**** SUPPLIED DATA

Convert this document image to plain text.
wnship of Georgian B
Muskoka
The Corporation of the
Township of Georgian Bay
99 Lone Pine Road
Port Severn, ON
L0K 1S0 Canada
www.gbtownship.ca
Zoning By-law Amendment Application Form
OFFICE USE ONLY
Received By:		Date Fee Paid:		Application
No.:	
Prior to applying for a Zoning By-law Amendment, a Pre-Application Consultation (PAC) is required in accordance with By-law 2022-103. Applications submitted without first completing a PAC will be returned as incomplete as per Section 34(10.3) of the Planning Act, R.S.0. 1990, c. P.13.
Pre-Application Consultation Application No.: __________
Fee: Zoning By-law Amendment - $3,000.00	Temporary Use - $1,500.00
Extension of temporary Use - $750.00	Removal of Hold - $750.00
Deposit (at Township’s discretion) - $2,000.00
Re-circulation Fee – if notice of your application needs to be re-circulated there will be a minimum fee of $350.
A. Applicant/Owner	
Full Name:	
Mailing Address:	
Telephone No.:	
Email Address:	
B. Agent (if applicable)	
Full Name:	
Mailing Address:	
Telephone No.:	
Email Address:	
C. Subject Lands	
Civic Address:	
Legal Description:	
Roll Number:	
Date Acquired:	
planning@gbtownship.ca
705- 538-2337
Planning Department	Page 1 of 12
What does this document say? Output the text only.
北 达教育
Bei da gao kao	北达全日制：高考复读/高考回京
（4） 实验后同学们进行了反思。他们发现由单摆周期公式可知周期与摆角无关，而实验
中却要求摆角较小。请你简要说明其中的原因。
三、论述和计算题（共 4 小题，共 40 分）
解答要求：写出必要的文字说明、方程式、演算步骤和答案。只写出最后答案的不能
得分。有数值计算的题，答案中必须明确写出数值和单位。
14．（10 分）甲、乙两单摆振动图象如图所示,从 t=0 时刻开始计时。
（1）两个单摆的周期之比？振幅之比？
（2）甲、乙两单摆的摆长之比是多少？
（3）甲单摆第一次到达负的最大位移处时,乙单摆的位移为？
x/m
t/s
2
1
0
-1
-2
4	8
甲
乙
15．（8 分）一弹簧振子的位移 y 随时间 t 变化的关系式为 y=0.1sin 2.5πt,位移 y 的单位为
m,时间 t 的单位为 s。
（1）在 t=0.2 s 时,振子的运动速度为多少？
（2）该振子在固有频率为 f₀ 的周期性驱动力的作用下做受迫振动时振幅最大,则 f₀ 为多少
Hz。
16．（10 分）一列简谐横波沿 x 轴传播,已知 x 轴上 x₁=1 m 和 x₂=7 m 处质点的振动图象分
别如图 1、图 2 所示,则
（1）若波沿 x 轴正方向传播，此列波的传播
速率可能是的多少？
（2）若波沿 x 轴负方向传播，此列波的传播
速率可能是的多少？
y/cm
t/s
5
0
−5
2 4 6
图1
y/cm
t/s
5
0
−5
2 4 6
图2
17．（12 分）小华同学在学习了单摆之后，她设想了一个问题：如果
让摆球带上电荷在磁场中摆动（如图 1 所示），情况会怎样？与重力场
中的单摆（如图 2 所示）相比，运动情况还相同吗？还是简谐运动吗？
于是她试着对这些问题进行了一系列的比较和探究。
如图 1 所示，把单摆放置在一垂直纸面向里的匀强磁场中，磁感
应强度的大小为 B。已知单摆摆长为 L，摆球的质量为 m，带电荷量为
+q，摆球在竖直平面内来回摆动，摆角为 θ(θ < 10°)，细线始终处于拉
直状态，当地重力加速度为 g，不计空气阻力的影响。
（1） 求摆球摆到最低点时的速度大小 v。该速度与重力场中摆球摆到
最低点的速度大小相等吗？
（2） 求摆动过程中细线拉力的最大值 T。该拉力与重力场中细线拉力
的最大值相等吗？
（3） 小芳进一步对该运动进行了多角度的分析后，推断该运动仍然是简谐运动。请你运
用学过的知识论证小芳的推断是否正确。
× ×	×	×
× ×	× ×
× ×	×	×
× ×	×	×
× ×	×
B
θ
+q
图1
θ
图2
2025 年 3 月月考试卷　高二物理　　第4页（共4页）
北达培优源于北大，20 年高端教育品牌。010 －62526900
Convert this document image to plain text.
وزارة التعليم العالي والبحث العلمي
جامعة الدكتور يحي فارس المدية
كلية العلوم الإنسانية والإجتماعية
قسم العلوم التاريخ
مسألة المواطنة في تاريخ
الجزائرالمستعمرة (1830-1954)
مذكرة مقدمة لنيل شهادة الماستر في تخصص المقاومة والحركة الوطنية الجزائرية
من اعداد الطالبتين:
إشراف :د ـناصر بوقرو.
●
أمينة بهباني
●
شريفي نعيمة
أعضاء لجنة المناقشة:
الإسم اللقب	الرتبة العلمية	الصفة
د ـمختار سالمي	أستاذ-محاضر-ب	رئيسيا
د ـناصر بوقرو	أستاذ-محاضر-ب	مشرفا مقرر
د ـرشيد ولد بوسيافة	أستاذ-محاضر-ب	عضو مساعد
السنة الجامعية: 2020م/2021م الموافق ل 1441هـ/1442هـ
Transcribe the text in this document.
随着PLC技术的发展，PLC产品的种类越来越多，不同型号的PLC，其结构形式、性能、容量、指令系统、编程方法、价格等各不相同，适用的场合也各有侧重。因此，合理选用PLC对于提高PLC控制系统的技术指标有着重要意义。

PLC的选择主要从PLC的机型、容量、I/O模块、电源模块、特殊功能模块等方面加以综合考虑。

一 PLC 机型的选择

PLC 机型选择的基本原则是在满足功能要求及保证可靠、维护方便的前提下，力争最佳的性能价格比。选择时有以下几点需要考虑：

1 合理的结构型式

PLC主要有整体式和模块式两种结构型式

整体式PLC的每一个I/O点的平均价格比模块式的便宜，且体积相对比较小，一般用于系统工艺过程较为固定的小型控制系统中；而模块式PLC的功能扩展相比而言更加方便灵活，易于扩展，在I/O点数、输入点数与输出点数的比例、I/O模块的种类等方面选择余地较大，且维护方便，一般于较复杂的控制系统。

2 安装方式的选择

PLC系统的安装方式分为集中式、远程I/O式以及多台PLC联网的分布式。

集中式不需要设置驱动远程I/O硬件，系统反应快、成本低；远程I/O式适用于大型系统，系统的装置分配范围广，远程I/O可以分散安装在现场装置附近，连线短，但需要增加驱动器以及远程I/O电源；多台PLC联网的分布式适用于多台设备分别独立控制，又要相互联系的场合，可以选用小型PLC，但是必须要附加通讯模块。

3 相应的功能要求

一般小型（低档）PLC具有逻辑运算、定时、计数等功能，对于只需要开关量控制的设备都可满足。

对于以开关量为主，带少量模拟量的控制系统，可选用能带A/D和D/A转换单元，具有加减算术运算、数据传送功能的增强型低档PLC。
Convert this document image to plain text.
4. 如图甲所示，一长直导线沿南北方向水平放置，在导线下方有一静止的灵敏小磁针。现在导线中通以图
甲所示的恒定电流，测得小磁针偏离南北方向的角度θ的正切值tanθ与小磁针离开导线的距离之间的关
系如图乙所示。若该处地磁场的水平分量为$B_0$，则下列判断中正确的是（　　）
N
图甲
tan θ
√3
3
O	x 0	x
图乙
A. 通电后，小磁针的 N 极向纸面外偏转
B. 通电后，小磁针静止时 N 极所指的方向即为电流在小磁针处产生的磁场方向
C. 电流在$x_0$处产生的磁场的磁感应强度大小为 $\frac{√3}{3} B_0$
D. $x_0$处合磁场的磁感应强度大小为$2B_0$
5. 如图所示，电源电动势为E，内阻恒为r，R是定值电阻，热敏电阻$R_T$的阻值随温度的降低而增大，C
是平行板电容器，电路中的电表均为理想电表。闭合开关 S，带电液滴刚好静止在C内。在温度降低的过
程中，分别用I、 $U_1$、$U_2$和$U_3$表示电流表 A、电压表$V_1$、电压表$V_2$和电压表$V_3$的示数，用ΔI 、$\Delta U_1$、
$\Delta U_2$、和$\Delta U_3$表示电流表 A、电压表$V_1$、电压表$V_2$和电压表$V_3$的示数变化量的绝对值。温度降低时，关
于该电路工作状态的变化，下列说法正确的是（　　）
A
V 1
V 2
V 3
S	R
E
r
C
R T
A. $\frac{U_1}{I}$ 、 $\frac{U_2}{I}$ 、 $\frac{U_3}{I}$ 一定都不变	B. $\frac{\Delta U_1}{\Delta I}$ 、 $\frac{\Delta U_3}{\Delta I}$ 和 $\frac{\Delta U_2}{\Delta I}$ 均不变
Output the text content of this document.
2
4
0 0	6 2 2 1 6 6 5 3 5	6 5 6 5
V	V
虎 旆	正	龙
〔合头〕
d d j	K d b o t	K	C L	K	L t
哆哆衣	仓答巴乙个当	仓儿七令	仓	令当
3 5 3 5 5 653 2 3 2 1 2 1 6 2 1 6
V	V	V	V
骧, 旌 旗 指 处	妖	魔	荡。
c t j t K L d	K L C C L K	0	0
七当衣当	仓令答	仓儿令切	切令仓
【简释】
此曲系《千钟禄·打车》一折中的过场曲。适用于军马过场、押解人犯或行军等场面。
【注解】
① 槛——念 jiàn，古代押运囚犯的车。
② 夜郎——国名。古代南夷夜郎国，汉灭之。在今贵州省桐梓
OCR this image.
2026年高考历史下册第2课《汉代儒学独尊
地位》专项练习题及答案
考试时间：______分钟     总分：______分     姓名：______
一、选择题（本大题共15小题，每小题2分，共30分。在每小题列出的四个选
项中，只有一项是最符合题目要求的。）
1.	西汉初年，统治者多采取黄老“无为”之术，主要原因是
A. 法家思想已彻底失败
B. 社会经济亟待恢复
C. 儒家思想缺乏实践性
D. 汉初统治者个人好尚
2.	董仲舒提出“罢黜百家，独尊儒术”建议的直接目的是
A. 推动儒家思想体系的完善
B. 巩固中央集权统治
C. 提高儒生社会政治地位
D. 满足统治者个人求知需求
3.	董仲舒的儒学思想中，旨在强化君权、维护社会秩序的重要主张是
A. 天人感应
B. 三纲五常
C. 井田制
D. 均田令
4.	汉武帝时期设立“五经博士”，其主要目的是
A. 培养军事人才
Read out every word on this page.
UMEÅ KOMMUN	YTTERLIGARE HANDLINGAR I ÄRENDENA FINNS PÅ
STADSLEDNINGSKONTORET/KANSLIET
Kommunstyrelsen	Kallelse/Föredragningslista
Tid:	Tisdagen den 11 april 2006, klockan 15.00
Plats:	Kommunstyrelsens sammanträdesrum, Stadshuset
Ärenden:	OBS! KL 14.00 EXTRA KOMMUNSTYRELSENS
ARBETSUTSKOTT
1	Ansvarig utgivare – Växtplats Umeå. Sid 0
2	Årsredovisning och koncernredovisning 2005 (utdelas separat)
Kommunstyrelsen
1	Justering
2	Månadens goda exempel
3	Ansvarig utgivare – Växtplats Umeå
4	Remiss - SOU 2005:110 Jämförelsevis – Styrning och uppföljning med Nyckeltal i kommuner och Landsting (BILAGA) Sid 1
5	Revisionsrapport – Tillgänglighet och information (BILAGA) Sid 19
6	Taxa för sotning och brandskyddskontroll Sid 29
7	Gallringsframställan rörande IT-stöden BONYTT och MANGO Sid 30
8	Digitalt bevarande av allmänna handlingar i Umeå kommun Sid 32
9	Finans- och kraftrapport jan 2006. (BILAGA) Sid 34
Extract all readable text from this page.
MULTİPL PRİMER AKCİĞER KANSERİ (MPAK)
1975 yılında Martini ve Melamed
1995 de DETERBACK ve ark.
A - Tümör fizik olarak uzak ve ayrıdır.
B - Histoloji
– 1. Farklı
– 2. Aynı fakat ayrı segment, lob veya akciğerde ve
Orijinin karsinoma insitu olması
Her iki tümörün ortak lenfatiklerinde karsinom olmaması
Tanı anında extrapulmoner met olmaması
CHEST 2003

********

> [TASK] Locate the line that contains "Extract all readable text from this page.". Repeat it and every line after it, up to and including the final line, exactly.

> [TASK ANSWER]
Extract all readable text from this page.
MULTİPL PRİMER AKCİĞER KANSERİ (MPAK)
1975 yılında Martini ve Melamed
1995 de DETERBACK ve ark.
A - Tümör fizik olarak uzak ve ayrıdır.
B - Histoloji
– 1. Farklı
– 2. Aynı fakat ayrı segment, lob veya akciğerde ve
Orijinin karsinoma insitu olması
Her iki tümörün ortak lenfatiklerinde karsinom olmaması
Tanı anında extrapulmoner met olmaması
CHEST 2003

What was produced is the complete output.